** begin **
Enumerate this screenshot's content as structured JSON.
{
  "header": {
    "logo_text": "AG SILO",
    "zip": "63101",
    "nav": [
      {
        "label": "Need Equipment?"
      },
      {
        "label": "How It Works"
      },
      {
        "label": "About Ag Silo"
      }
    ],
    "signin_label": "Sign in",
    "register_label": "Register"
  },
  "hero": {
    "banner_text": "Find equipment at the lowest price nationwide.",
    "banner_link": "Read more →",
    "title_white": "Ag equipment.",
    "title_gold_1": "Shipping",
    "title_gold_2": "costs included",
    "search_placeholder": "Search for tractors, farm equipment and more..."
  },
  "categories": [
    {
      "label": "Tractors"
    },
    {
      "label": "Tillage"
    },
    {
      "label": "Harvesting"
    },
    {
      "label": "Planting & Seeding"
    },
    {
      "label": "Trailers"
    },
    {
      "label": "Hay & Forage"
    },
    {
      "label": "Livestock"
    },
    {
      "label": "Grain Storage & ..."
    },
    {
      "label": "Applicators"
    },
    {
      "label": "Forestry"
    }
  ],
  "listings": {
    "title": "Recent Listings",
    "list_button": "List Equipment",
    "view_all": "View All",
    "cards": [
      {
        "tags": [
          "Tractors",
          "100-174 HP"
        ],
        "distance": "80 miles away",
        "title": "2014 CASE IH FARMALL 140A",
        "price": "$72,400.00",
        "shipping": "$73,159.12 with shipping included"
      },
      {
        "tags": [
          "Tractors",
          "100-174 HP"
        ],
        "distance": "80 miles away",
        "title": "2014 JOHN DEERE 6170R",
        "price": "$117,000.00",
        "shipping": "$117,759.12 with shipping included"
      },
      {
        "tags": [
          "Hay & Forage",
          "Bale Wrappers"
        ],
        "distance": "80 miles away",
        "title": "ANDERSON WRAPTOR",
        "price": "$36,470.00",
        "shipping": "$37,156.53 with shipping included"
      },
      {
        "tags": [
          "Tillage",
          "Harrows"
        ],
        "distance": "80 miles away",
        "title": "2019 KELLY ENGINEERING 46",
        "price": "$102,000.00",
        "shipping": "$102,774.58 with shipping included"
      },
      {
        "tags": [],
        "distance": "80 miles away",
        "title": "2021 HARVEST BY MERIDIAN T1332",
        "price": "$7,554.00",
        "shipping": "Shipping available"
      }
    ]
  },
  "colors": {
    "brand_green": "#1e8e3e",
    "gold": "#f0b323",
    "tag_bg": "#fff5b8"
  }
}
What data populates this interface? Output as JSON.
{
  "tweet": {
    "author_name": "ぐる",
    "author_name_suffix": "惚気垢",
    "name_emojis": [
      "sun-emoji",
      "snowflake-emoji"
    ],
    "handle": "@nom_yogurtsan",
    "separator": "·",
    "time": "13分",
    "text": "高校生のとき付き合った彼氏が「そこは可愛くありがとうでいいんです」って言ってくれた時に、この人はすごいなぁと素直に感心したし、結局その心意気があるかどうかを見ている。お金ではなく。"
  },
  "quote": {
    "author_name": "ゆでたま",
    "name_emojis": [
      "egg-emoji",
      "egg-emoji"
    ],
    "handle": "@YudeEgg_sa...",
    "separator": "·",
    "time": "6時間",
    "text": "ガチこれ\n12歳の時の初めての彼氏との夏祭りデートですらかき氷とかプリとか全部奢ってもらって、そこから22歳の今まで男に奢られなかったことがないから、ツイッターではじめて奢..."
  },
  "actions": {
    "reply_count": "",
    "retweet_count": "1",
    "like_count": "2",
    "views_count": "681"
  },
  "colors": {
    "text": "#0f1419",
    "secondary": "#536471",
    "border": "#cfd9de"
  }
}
** end **
[GIVEN EXERCISE] Nothing but the lines from the line with "What data populates" to the last line of the listing above should appear; please retype them exactly, both ends included.

[COMPLETED EXERCISE]
What data populates this interface? Output as JSON.
{
  "tweet": {
    "author_name": "ぐる",
    "author_name_suffix": "惚気垢",
    "name_emojis": [
      "sun-emoji",
      "snowflake-emoji"
    ],
    "handle": "@nom_yogurtsan",
    "separator": "·",
    "time": "13分",
    "text": "高校生のとき付き合った彼氏が「そこは可愛くありがとうでいいんです」って言ってくれた時に、この人はすごいなぁと素直に感心したし、結局その心意気があるかどうかを見ている。お金ではなく。"
  },
  "quote": {
    "author_name": "ゆでたま",
    "name_emojis": [
      "egg-emoji",
      "egg-emoji"
    ],
    "handle": "@YudeEgg_sa...",
    "separator": "·",
    "time": "6時間",
    "text": "ガチこれ\n12歳の時の初めての彼氏との夏祭りデートですらかき氷とかプリとか全部奢ってもらって、そこから22歳の今まで男に奢られなかったことがないから、ツイッターではじめて奢..."
  },
  "actions": {
    "reply_count": "",
    "retweet_count": "1",
    "like_count": "2",
    "views_count": "681"
  },
  "colors": {
    "text": "#0f1419",
    "secondary": "#536471",
    "border": "#cfd9de"
  }
}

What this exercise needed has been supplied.